Collection entries ::
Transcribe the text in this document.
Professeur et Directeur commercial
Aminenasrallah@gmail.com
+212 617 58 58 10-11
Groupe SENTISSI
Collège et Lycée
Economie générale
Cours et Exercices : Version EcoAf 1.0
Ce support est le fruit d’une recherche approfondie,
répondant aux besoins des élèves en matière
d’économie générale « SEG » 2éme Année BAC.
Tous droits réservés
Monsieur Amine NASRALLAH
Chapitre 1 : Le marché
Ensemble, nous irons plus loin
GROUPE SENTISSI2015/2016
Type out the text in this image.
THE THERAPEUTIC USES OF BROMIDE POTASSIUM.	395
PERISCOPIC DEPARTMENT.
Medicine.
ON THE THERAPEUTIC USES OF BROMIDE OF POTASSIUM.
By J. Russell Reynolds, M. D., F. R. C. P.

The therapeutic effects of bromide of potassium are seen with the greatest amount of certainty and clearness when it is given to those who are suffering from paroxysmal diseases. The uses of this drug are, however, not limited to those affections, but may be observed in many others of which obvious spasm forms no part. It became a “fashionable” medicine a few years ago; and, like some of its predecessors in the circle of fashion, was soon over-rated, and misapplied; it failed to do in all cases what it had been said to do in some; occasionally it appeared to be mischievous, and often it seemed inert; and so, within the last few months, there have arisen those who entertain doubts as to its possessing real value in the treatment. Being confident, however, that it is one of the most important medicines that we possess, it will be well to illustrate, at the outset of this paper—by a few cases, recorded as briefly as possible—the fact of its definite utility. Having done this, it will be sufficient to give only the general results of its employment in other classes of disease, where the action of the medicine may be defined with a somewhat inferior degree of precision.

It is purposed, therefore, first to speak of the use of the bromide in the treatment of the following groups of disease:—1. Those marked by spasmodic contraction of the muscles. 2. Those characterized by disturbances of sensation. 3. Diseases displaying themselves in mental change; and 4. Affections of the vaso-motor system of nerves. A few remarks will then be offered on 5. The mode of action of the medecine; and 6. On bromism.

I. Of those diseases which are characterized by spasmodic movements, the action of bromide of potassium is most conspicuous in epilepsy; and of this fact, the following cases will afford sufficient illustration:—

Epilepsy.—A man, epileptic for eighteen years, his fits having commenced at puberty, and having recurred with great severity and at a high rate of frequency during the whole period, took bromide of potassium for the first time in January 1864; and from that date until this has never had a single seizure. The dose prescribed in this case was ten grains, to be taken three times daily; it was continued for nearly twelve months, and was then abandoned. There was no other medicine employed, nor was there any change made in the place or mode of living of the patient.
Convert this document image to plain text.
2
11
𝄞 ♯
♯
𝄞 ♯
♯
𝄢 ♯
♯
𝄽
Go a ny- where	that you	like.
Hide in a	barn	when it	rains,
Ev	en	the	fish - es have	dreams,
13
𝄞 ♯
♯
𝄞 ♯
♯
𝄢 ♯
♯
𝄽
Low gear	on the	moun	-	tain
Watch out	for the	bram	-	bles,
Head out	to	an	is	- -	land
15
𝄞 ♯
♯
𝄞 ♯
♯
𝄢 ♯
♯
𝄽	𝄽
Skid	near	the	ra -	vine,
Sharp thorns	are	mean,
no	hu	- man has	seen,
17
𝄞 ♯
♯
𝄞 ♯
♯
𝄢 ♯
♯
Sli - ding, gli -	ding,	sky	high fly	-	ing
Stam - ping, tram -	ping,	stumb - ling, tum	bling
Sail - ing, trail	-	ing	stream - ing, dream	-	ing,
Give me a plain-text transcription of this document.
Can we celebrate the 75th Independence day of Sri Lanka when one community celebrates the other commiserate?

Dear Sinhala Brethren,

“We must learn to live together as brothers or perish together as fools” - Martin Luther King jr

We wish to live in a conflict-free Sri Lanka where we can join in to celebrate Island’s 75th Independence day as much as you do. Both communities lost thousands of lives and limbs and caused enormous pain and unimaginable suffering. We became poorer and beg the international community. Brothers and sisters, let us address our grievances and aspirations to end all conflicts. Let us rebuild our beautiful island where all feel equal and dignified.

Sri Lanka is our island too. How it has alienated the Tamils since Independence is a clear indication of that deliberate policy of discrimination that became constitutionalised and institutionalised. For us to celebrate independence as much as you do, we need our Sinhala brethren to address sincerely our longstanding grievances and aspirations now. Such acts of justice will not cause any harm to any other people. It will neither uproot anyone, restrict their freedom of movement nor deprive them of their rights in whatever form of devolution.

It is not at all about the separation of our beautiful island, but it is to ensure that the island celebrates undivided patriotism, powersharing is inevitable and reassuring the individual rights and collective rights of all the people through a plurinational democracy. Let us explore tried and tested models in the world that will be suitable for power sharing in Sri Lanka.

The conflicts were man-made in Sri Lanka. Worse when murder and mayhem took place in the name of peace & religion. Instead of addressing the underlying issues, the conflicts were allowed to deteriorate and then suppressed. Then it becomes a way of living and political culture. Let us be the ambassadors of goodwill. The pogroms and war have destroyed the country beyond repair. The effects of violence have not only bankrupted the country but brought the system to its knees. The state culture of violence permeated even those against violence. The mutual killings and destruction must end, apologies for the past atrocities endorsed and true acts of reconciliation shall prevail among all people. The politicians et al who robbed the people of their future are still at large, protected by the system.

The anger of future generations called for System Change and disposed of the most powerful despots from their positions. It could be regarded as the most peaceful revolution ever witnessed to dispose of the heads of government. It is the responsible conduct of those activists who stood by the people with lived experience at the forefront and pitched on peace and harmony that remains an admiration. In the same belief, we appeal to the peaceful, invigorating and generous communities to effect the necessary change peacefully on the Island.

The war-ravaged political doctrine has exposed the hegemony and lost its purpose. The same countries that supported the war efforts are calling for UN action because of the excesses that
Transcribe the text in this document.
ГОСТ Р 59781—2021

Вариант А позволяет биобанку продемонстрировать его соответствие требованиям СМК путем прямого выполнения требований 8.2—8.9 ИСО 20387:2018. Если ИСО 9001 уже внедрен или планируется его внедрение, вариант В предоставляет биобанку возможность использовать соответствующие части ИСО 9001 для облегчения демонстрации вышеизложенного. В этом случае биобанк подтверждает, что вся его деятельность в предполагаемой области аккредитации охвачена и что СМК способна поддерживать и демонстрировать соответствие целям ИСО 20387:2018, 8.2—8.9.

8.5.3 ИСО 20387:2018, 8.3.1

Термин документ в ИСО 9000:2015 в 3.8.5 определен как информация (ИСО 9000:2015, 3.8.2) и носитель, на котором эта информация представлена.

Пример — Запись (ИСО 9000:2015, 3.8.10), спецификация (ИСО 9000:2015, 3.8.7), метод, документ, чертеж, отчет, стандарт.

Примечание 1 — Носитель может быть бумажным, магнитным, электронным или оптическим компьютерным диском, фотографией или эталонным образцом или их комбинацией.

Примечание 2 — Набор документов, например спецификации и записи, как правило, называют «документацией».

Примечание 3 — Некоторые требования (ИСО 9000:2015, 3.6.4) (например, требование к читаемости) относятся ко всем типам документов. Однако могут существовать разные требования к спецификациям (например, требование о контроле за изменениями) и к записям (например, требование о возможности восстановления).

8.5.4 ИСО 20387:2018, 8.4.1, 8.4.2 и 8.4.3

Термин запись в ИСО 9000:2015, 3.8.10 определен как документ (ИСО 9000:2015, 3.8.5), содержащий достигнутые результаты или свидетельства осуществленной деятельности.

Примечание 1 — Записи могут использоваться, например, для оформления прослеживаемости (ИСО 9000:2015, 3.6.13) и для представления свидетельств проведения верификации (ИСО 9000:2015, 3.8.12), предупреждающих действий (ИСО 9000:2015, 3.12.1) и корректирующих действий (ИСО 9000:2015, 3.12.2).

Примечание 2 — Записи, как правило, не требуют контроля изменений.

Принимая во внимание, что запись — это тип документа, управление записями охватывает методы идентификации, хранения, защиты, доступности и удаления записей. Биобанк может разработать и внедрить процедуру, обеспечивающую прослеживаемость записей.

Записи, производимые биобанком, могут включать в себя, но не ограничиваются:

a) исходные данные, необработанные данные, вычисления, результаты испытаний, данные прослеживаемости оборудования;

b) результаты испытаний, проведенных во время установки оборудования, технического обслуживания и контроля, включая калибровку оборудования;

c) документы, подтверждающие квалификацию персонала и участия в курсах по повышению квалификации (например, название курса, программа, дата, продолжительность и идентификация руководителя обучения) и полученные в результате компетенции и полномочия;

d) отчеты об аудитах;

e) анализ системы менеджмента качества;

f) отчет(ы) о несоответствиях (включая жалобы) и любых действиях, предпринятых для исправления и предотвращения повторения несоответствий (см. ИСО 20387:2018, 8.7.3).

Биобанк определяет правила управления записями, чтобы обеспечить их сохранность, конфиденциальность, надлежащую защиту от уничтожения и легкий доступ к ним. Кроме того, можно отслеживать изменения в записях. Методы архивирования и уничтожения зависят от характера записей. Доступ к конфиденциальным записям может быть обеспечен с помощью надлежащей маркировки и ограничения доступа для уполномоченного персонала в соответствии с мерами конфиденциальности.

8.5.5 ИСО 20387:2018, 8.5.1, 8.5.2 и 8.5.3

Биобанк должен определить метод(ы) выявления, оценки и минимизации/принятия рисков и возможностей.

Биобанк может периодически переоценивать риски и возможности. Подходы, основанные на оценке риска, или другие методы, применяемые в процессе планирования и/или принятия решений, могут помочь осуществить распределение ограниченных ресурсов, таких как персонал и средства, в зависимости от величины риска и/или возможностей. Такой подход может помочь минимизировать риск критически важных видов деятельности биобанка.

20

Exercise prompt :: Check each line above for the word "image" and copy the ones that have it.

Answer to this task ::
Type out the text in this image.
Convert this document image to plain text.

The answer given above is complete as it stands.